Start MATERIAL
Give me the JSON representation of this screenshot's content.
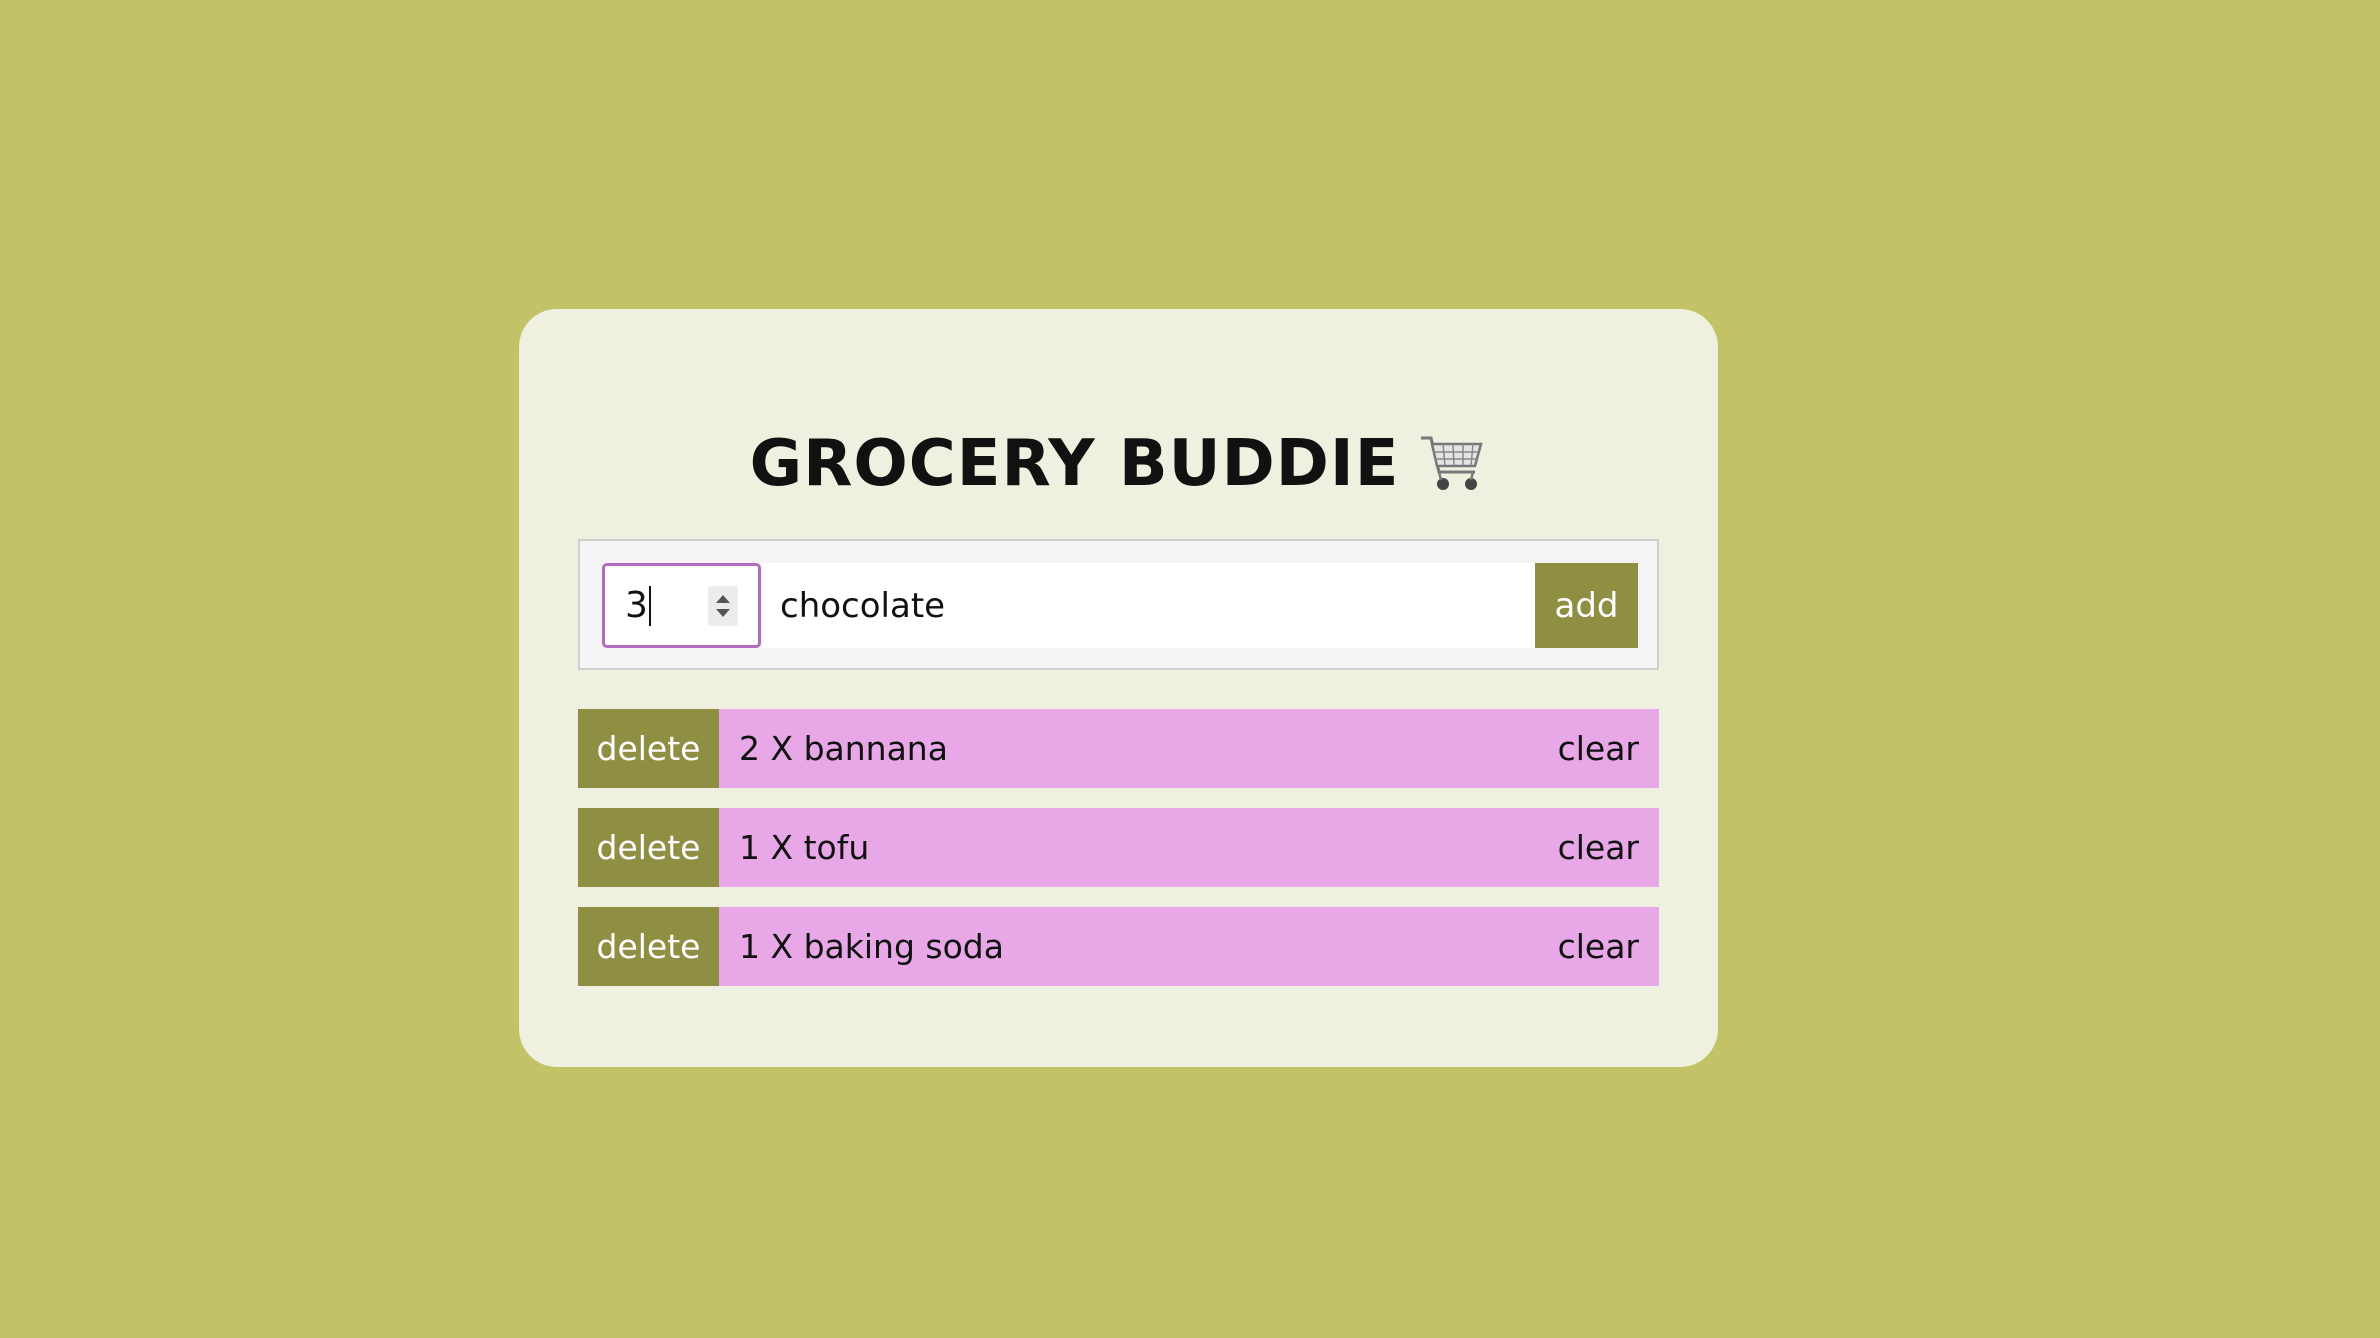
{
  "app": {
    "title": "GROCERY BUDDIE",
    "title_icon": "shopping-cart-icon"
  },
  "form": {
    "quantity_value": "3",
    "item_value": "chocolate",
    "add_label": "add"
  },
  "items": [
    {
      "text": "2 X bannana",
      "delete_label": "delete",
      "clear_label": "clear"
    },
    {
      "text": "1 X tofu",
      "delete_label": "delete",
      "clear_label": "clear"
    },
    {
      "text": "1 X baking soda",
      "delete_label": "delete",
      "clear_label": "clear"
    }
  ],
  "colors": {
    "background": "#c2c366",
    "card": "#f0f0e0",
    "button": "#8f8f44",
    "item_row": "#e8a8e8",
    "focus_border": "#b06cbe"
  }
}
End MATERIAL
Start MATERIAL
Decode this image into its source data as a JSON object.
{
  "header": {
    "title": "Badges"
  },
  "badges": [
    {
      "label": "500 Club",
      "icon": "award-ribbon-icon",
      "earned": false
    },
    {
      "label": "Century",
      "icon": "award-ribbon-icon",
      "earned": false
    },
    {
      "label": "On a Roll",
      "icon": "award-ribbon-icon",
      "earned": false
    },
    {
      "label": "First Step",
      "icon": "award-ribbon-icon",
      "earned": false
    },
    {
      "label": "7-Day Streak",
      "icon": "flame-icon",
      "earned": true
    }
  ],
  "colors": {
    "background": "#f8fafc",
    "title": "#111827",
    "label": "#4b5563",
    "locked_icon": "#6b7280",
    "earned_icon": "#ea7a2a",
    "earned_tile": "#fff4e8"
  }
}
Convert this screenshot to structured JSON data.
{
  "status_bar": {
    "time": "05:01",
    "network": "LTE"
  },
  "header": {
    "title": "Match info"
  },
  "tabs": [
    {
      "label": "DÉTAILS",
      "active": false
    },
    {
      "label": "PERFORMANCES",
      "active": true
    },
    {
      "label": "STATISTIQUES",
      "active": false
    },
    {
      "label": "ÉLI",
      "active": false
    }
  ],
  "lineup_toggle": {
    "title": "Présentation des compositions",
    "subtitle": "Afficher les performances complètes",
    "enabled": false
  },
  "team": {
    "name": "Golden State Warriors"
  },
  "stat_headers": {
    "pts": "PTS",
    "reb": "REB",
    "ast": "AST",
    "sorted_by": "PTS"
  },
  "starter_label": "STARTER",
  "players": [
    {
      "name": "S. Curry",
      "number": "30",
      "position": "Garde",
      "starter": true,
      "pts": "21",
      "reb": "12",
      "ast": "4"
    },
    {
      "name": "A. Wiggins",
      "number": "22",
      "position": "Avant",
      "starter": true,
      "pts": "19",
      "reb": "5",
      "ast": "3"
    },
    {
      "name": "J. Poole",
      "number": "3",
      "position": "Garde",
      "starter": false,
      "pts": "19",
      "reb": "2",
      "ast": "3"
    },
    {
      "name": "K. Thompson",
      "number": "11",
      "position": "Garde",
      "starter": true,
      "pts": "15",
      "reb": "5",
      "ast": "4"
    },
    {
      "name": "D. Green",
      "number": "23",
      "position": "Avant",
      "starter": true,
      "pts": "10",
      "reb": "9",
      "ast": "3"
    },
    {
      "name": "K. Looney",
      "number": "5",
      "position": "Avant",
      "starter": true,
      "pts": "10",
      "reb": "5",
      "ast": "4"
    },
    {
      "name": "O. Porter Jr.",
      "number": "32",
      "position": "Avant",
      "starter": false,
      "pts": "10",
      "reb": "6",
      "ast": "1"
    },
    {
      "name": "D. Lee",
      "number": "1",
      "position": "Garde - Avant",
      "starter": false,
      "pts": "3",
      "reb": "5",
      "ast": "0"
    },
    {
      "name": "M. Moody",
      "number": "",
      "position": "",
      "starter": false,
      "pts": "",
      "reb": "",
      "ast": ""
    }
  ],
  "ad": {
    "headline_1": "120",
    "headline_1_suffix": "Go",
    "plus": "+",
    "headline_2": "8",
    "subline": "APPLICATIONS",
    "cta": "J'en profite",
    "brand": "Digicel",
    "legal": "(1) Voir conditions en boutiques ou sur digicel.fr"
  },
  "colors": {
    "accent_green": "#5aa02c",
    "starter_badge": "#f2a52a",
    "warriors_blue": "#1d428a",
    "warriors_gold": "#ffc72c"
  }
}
End MATERIAL
Start MATERIAL
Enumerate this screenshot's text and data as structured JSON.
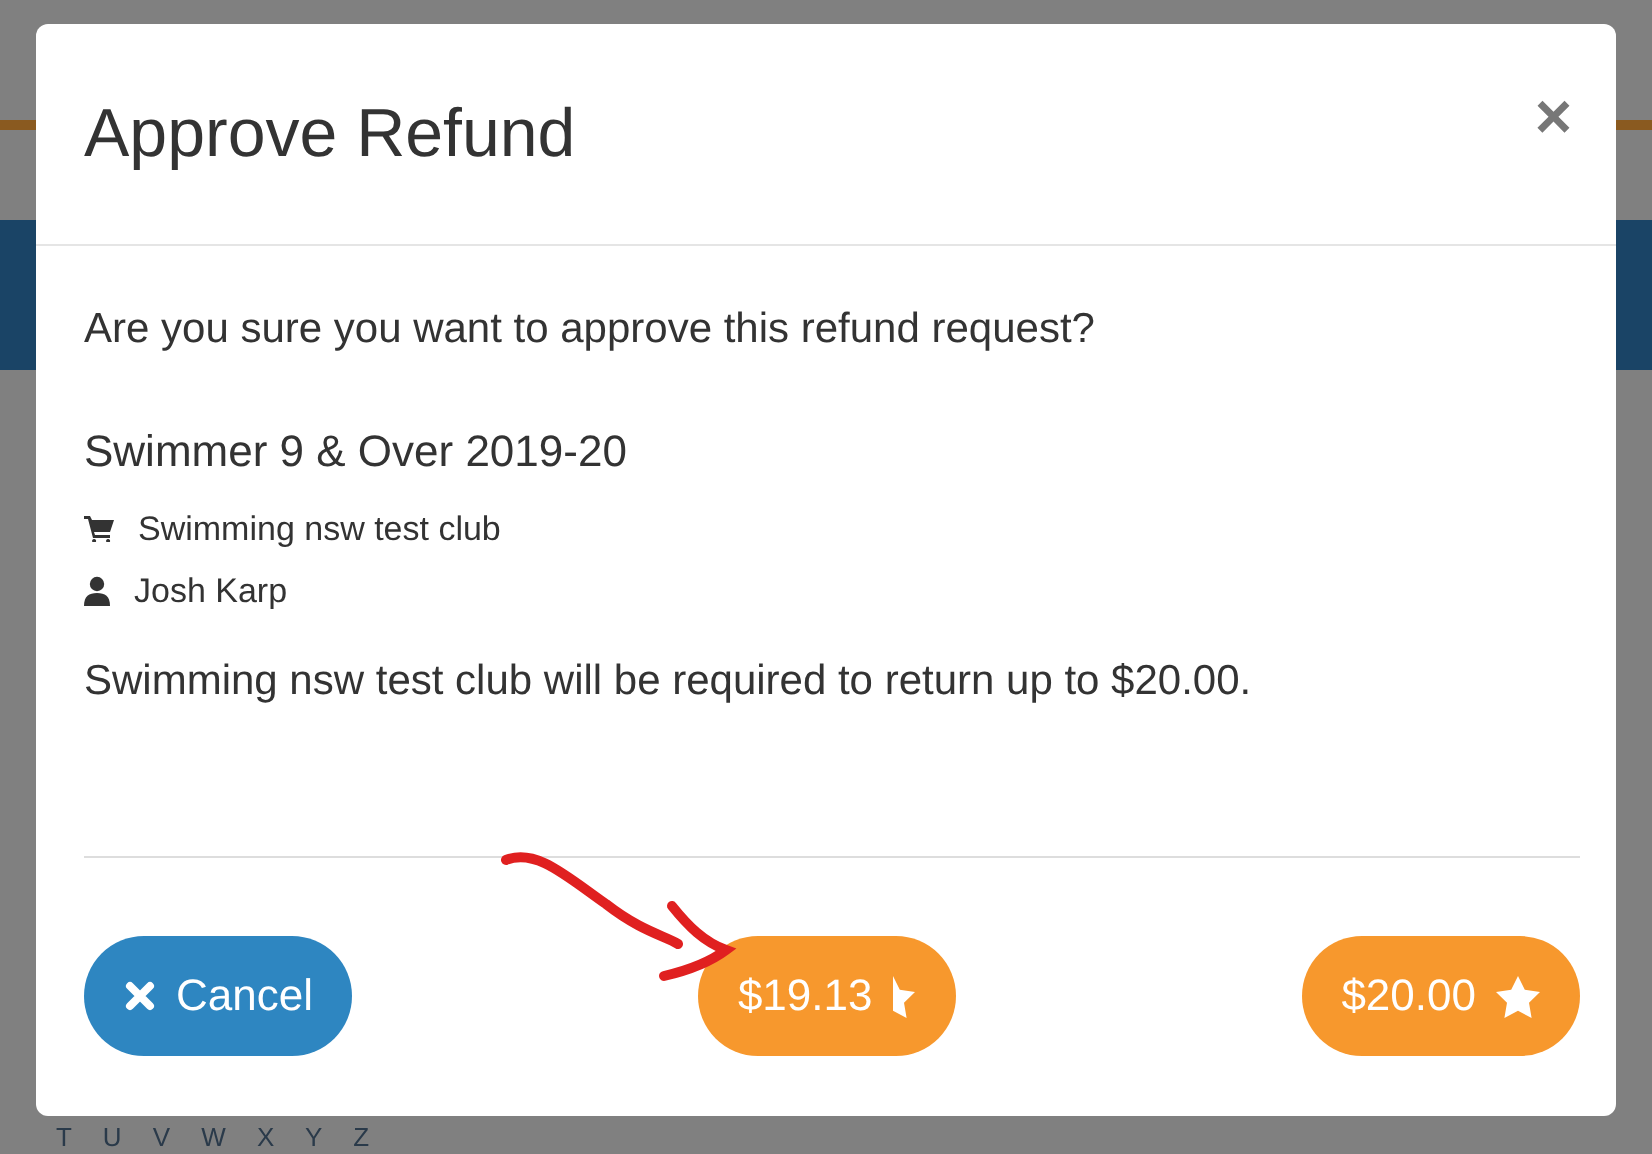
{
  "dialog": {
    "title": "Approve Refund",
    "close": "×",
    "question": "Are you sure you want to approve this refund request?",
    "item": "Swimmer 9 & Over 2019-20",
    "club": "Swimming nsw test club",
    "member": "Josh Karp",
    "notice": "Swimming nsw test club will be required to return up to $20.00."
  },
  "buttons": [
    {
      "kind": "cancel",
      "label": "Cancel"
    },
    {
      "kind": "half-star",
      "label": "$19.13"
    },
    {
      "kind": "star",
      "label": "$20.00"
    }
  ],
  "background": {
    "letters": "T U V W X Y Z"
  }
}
End MATERIAL
» WHAT TO PRODUCE
Return all lines with the word "number" in them.

» RESPONSE
      "number": "30",
      "number": "22",
      "number": "3",
      "number": "11",
      "number": "23",
      "number": "5",
      "number": "32",
      "number": "1",
      "number": "",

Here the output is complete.